# TO BE DONE:
Can you print every record below exactly as written?

Start of RECORDS FOR THIS EXERCISE

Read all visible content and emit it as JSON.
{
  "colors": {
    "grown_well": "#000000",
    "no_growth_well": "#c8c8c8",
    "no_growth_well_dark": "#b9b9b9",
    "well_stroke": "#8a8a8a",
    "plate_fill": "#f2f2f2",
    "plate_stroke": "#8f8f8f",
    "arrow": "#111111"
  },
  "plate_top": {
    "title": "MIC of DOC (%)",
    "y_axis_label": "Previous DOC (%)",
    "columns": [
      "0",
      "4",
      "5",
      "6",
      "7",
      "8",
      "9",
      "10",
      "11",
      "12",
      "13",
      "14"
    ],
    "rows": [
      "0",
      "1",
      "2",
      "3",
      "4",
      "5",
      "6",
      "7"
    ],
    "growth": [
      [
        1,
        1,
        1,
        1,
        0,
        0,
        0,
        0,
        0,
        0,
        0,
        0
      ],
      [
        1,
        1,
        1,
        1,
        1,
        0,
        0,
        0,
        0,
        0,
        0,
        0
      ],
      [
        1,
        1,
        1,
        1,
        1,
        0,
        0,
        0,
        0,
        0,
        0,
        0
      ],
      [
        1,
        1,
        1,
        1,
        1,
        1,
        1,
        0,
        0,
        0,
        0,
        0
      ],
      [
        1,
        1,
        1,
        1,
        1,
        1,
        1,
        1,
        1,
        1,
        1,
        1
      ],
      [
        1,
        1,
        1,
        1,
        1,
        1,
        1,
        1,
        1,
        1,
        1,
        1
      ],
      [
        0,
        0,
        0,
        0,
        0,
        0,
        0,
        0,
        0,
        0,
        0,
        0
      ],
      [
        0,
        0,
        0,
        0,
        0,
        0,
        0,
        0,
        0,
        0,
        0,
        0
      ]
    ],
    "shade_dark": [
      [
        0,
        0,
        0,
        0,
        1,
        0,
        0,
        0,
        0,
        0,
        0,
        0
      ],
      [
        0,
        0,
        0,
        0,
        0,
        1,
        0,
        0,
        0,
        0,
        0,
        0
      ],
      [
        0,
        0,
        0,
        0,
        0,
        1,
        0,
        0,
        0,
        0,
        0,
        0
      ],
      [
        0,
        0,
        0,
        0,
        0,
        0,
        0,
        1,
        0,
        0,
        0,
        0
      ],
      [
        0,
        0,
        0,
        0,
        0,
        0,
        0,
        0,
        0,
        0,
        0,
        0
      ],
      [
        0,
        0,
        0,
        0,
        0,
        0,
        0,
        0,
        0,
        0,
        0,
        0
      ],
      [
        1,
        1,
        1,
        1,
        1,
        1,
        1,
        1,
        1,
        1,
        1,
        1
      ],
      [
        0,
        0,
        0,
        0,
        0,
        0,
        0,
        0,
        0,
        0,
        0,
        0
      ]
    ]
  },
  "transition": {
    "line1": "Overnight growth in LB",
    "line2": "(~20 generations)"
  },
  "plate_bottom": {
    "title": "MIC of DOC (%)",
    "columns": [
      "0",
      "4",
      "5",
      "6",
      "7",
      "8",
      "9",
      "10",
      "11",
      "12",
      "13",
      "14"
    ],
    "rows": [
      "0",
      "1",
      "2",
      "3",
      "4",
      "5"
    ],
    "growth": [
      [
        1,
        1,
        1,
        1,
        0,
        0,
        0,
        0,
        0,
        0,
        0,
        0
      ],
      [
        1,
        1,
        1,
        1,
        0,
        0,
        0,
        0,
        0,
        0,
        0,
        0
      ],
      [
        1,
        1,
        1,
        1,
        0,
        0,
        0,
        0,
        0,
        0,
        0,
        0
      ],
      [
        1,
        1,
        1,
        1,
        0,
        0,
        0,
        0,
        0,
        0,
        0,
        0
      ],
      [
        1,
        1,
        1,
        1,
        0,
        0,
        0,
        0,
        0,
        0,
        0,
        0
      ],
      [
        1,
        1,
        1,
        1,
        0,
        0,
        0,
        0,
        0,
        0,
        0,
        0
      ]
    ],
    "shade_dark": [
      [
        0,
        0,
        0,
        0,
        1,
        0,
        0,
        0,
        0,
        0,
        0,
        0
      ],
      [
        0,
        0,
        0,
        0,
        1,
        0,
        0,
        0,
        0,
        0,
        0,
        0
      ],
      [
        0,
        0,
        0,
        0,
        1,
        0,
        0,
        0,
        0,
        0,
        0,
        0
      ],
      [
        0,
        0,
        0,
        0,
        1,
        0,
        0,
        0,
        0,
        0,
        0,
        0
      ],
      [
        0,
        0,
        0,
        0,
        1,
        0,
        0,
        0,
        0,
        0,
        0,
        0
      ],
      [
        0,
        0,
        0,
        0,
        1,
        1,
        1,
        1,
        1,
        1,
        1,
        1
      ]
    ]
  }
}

End of RECORDS FOR THIS EXERCISE

# OUTPUT OF THE TASK:
Read all visible content and emit it as JSON.
{
  "colors": {
    "grown_well": "#000000",
    "no_growth_well": "#c8c8c8",
    "no_growth_well_dark": "#b9b9b9",
    "well_stroke": "#8a8a8a",
    "plate_fill": "#f2f2f2",
    "plate_stroke": "#8f8f8f",
    "arrow": "#111111"
  },
  "plate_top": {
    "title": "MIC of DOC (%)",
    "y_axis_label": "Previous DOC (%)",
    "columns": [
      "0",
      "4",
      "5",
      "6",
      "7",
      "8",
      "9",
      "10",
      "11",
      "12",
      "13",
      "14"
    ],
    "rows": [
      "0",
      "1",
      "2",
      "3",
      "4",
      "5",
      "6",
      "7"
    ],
    "growth": [
      [
        1,
        1,
        1,
        1,
        0,
        0,
        0,
        0,
        0,
        0,
        0,
        0
      ],
      [
        1,
        1,
        1,
        1,
        1,
        0,
        0,
        0,
        0,
        0,
        0,
        0
      ],
      [
        1,
        1,
        1,
        1,
        1,
        0,
        0,
        0,
        0,
        0,
        0,
        0
      ],
      [
        1,
        1,
        1,
        1,
        1,
        1,
        1,
        0,
        0,
        0,
        0,
        0
      ],
      [
        1,
        1,
        1,
        1,
        1,
        1,
        1,
        1,
        1,
        1,
        1,
        1
      ],
      [
        1,
        1,
        1,
        1,
        1,
        1,
        1,
        1,
        1,
        1,
        1,
        1
      ],
      [
        0,
        0,
        0,
        0,
        0,
        0,
        0,
        0,
        0,
        0,
        0,
        0
      ],
      [
        0,
        0,
        0,
        0,
        0,
        0,
        0,
        0,
        0,
        0,
        0,
        0
      ]
    ],
    "shade_dark": [
      [
        0,
        0,
        0,
        0,
        1,
        0,
        0,
        0,
        0,
        0,
        0,
        0
      ],
      [
        0,
        0,
        0,
        0,
        0,
        1,
        0,
        0,
        0,
        0,
        0,
        0
      ],
      [
        0,
        0,
        0,
        0,
        0,
        1,
        0,
        0,
        0,
        0,
        0,
        0
      ],
      [
        0,
        0,
        0,
        0,
        0,
        0,
        0,
        1,
        0,
        0,
        0,
        0
      ],
      [
        0,
        0,
        0,
        0,
        0,
        0,
        0,
        0,
        0,
        0,
        0,
        0
      ],
      [
        0,
        0,
        0,
        0,
        0,
        0,
        0,
        0,
        0,
        0,
        0,
        0
      ],
      [
        1,
        1,
        1,
        1,
        1,
        1,
        1,
        1,
        1,
        1,
        1,
        1
      ],
      [
        0,
        0,
        0,
        0,
        0,
        0,
        0,
        0,
        0,
        0,
        0,
        0
      ]
    ]
  },
  "transition": {
    "line1": "Overnight growth in LB",
    "line2": "(~20 generations)"
  },
  "plate_bottom": {
    "title": "MIC of DOC (%)",
    "columns": [
      "0",
      "4",
      "5",
      "6",
      "7",
      "8",
      "9",
      "10",
      "11",
      "12",
      "13",
      "14"
    ],
    "rows": [
      "0",
      "1",
      "2",
      "3",
      "4",
      "5"
    ],
    "growth": [
      [
        1,
        1,
        1,
        1,
        0,
        0,
        0,
        0,
        0,
        0,
        0,
        0
      ],
      [
        1,
        1,
        1,
        1,
        0,
        0,
        0,
        0,
        0,
        0,
        0,
        0
      ],
      [
        1,
        1,
        1,
        1,
        0,
        0,
        0,
        0,
        0,
        0,
        0,
        0
      ],
      [
        1,
        1,
        1,
        1,
        0,
        0,
        0,
        0,
        0,
        0,
        0,
        0
      ],
      [
        1,
        1,
        1,
        1,
        0,
        0,
        0,
        0,
        0,
        0,
        0,
        0
      ],
      [
        1,
        1,
        1,
        1,
        0,
        0,
        0,
        0,
        0,
        0,
        0,
        0
      ]
    ],
    "shade_dark": [
      [
        0,
        0,
        0,
        0,
        1,
        0,
        0,
        0,
        0,
        0,
        0,
        0
      ],
      [
        0,
        0,
        0,
        0,
        1,
        0,
        0,
        0,
        0,
        0,
        0,
        0
      ],
      [
        0,
        0,
        0,
        0,
        1,
        0,
        0,
        0,
        0,
        0,
        0,
        0
      ],
      [
        0,
        0,
        0,
        0,
        1,
        0,
        0,
        0,
        0,
        0,
        0,
        0
      ],
      [
        0,
        0,
        0,
        0,
        1,
        0,
        0,
        0,
        0,
        0,
        0,
        0
      ],
      [
        0,
        0,
        0,
        0,
        1,
        1,
        1,
        1,
        1,
        1,
        1,
        1
      ]
    ]
  }
}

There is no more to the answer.